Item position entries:
◇ ◇ ◇ ◇ ◇ ◇ ◇

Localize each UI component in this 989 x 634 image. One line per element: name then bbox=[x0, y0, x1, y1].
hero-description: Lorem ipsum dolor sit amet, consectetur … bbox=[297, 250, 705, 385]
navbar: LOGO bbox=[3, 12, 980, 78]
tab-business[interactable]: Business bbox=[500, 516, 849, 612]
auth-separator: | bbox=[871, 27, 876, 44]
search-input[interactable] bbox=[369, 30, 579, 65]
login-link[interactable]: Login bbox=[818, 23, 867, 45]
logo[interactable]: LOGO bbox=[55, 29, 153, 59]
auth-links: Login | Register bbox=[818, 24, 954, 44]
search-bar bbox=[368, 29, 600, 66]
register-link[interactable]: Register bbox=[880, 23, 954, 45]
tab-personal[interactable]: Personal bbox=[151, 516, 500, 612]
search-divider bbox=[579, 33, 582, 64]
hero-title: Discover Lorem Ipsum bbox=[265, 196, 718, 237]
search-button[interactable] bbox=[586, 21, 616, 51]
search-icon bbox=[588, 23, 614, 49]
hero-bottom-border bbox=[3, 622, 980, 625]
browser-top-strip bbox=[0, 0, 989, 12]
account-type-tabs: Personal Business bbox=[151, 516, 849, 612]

◇ ◇ ◇ ◇ ◇ ◇ ◇

» **REQUEST**
Please return every line above unchanged, in the same order.

» **ANSWER TO THE TASK**
Localize each UI component in this 989 x 634 image. One line per element: name then bbox=[x0, y0, x1, y1].
hero-description: Lorem ipsum dolor sit amet, consectetur … bbox=[297, 250, 705, 385]
navbar: LOGO bbox=[3, 12, 980, 78]
tab-business[interactable]: Business bbox=[500, 516, 849, 612]
auth-separator: | bbox=[871, 27, 876, 44]
search-input[interactable] bbox=[369, 30, 579, 65]
login-link[interactable]: Login bbox=[818, 23, 867, 45]
logo[interactable]: LOGO bbox=[55, 29, 153, 59]
auth-links: Login | Register bbox=[818, 24, 954, 44]
search-bar bbox=[368, 29, 600, 66]
register-link[interactable]: Register bbox=[880, 23, 954, 45]
tab-personal[interactable]: Personal bbox=[151, 516, 500, 612]
search-divider bbox=[579, 33, 582, 64]
hero-title: Discover Lorem Ipsum bbox=[265, 196, 718, 237]
search-button[interactable] bbox=[586, 21, 616, 51]
search-icon bbox=[588, 23, 614, 49]
hero-bottom-border bbox=[3, 622, 980, 625]
browser-top-strip bbox=[0, 0, 989, 12]
account-type-tabs: Personal Business bbox=[151, 516, 849, 612]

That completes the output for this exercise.